# Problem details
Reproduce the following material exactly, including every line.

# Raw data
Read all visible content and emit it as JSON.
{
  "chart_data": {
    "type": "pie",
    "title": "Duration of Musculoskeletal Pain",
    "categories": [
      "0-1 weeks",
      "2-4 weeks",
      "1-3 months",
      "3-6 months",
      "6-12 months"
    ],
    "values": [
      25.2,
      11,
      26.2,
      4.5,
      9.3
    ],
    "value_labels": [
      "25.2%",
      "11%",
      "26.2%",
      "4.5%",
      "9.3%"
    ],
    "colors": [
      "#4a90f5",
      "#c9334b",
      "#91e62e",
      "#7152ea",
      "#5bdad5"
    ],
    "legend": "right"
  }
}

# The solution
Read all visible content and emit it as JSON.
{
  "chart_data": {
    "type": "pie",
    "title": "Duration of Musculoskeletal Pain",
    "categories": [
      "0-1 weeks",
      "2-4 weeks",
      "1-3 months",
      "3-6 months",
      "6-12 months"
    ],
    "values": [
      25.2,
      11,
      26.2,
      4.5,
      9.3
    ],
    "value_labels": [
      "25.2%",
      "11%",
      "26.2%",
      "4.5%",
      "9.3%"
    ],
    "colors": [
      "#4a90f5",
      "#c9334b",
      "#91e62e",
      "#7152ea",
      "#5bdad5"
    ],
    "legend": "right"
  }
}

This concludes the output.